** Prompt **
List all lines of the data containing the word "JSON".

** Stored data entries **
※
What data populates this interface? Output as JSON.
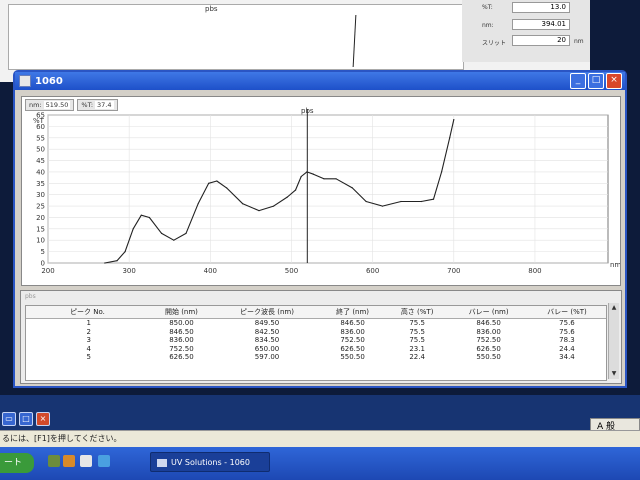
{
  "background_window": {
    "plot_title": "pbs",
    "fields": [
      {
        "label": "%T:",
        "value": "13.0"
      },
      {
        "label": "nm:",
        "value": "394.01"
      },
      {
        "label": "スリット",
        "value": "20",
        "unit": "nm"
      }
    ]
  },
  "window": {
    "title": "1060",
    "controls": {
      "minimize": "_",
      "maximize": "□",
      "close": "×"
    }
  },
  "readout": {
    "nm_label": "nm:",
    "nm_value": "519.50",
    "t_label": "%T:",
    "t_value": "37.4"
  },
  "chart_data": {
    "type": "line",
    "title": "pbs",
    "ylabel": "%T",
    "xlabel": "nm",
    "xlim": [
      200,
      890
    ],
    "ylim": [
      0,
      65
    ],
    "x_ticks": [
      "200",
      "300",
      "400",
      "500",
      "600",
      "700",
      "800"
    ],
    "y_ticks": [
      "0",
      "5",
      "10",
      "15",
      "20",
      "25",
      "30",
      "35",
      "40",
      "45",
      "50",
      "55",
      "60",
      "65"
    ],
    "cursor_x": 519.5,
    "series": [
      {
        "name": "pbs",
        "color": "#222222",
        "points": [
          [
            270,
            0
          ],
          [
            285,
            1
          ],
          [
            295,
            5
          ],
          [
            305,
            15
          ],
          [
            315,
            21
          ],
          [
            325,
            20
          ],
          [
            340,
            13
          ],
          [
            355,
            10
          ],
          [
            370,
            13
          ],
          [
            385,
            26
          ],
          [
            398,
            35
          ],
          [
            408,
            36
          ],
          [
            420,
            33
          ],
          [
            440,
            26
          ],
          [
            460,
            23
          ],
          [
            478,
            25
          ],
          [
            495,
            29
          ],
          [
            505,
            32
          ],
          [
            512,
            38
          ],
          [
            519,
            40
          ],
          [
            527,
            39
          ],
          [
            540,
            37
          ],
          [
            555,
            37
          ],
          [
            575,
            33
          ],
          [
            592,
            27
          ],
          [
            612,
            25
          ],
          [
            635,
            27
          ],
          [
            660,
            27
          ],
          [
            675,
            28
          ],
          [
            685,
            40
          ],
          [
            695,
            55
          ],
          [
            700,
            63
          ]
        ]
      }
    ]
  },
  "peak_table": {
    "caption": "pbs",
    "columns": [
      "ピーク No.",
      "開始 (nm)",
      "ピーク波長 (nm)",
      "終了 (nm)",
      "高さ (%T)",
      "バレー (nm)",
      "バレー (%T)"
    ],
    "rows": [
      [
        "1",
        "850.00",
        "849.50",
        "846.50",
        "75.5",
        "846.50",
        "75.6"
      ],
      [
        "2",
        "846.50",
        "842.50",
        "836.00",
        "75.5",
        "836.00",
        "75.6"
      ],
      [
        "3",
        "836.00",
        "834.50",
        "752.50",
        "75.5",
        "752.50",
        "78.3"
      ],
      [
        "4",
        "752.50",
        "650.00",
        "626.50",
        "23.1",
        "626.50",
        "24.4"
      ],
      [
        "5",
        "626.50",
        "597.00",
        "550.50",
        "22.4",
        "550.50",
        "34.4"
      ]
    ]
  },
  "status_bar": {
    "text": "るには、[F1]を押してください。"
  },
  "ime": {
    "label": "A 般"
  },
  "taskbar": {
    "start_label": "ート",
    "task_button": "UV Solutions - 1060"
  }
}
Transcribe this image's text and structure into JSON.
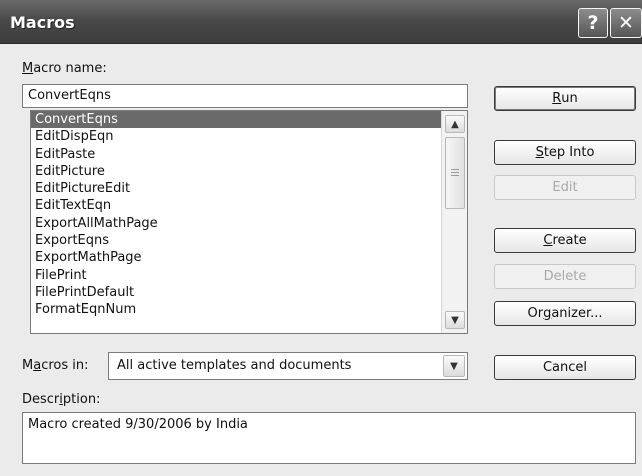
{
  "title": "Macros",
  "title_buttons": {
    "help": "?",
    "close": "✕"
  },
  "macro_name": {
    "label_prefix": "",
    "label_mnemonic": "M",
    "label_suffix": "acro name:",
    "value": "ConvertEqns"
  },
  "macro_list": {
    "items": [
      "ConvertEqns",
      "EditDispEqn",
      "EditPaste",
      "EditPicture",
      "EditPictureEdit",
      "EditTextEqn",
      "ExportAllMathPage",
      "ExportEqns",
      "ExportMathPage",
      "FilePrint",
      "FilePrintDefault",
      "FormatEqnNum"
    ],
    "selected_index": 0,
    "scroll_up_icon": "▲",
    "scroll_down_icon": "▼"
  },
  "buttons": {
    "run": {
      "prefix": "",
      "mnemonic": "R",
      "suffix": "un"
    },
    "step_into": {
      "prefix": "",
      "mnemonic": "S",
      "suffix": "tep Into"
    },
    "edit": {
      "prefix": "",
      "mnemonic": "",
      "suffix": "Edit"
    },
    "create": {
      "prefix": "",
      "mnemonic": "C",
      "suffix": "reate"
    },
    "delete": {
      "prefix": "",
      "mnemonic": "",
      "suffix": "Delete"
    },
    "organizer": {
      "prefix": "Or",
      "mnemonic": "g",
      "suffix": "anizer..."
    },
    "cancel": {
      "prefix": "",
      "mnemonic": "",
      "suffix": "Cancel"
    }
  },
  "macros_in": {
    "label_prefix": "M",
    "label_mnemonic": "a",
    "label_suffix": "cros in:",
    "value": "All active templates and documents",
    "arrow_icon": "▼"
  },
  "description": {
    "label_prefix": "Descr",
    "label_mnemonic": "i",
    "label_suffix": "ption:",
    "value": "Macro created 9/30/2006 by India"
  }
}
※
** Solution for this task **
What data populates this interface? Output as JSON.
Transcribe this image's text and structure into JSON.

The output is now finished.